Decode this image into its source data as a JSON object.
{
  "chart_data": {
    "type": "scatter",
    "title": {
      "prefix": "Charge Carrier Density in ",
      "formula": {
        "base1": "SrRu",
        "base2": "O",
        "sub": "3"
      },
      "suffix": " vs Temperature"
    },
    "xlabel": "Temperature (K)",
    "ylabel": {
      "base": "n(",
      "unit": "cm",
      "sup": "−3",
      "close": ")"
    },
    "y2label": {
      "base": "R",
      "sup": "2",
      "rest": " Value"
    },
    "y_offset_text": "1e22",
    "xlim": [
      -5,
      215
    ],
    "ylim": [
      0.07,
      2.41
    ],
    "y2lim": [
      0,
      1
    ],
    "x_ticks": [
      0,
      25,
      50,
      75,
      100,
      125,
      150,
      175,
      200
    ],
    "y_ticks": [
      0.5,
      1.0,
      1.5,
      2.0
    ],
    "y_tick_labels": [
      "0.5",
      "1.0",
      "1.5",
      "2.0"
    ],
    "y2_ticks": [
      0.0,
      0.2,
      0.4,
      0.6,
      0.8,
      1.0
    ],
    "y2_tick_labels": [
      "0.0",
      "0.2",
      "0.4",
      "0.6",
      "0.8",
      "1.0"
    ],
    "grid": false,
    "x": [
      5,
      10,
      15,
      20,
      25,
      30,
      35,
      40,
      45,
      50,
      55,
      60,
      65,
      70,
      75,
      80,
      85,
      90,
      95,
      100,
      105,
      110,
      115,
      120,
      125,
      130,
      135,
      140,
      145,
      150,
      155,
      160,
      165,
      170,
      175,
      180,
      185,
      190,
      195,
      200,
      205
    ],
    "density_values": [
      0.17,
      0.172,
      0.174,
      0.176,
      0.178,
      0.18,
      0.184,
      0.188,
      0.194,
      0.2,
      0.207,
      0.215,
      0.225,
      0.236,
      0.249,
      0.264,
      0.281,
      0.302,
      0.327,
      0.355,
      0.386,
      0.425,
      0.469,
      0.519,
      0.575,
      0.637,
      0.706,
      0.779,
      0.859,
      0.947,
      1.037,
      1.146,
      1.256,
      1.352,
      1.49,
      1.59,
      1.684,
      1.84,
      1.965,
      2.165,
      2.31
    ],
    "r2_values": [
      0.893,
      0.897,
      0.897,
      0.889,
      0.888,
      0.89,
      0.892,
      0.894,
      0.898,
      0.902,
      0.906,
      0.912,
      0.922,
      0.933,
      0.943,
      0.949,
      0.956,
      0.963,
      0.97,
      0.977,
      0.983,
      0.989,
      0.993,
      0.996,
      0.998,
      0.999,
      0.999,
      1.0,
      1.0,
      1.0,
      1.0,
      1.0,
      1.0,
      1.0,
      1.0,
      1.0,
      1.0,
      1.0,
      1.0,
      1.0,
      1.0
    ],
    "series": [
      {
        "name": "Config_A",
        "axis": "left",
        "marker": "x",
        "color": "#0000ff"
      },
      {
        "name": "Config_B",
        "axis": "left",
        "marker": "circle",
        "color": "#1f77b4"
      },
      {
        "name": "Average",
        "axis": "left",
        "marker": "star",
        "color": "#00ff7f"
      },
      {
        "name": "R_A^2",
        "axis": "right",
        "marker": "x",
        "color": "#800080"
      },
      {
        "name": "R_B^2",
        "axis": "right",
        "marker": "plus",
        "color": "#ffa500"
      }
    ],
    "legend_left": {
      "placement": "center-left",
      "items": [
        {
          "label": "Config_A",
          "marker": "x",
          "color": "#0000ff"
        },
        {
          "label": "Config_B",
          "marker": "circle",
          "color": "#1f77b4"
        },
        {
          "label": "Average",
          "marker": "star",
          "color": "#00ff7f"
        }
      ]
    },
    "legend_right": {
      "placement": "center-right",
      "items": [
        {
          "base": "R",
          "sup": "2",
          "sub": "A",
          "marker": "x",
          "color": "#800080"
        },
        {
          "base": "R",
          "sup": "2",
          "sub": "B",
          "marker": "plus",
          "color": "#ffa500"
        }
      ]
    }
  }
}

◇ ◇ ◇ ◇ ◇ ◇ ◇

TASK DIRECTIONS ▸
From the data, collect all lines where the string "placement" appears.

WRITTEN SOLUTION ▸
      "placement": "center-left",
      "placement": "center-right",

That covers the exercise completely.